[Stored entries]
● ● ● ● ●

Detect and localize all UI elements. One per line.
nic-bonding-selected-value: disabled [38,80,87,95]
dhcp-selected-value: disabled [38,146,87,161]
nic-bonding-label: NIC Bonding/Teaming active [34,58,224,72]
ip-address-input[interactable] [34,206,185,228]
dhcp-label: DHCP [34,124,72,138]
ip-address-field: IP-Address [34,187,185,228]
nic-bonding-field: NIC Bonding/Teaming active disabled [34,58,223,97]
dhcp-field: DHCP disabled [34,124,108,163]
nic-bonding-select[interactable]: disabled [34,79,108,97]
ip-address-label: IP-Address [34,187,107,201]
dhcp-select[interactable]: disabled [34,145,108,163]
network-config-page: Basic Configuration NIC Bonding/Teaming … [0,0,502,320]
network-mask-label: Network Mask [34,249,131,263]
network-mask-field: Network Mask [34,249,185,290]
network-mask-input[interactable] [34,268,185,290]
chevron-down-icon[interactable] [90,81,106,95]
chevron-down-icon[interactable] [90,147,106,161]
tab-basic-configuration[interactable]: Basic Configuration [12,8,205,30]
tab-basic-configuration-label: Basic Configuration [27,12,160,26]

● ● ● ● ●

*Do this*
Render every line of the rows as a JSON list of strings, one string per line, omitting blank lines.

*Complete response*
[
  "Detect and localize all UI elements. One per line.",
  "nic-bonding-selected-value: disabled [38,80,87,95]",
  "dhcp-selected-value: disabled [38,146,87,161]",
  "nic-bonding-label: NIC Bonding/Teaming active [34,58,224,72]",
  "ip-address-input[interactable] [34,206,185,228]",
  "dhcp-label: DHCP [34,124,72,138]",
  "ip-address-field: IP-Address [34,187,185,228]",
  "nic-bonding-field: NIC Bonding/Teaming active disabled [34,58,223,97]",
  "dhcp-field: DHCP disabled [34,124,108,163]",
  "nic-bonding-select[interactable]: disabled [34,79,108,97]",
  "ip-address-label: IP-Address [34,187,107,201]",
  "dhcp-select[interactable]: disabled [34,145,108,163]",
  "network-config-page: Basic Configuration NIC Bonding/Teaming … [0,0,502,320]",
  "network-mask-label: Network Mask [34,249,131,263]",
  "network-mask-field: Network Mask [34,249,185,290]",
  "network-mask-input[interactable] [34,268,185,290]",
  "chevron-down-icon[interactable] [90,81,106,95]",
  "chevron-down-icon[interactable] [90,147,106,161]",
  "tab-basic-configuration[interactable]: Basic Configuration [12,8,205,30]",
  "tab-basic-configuration-label: Basic Configuration [27,12,160,26]"
]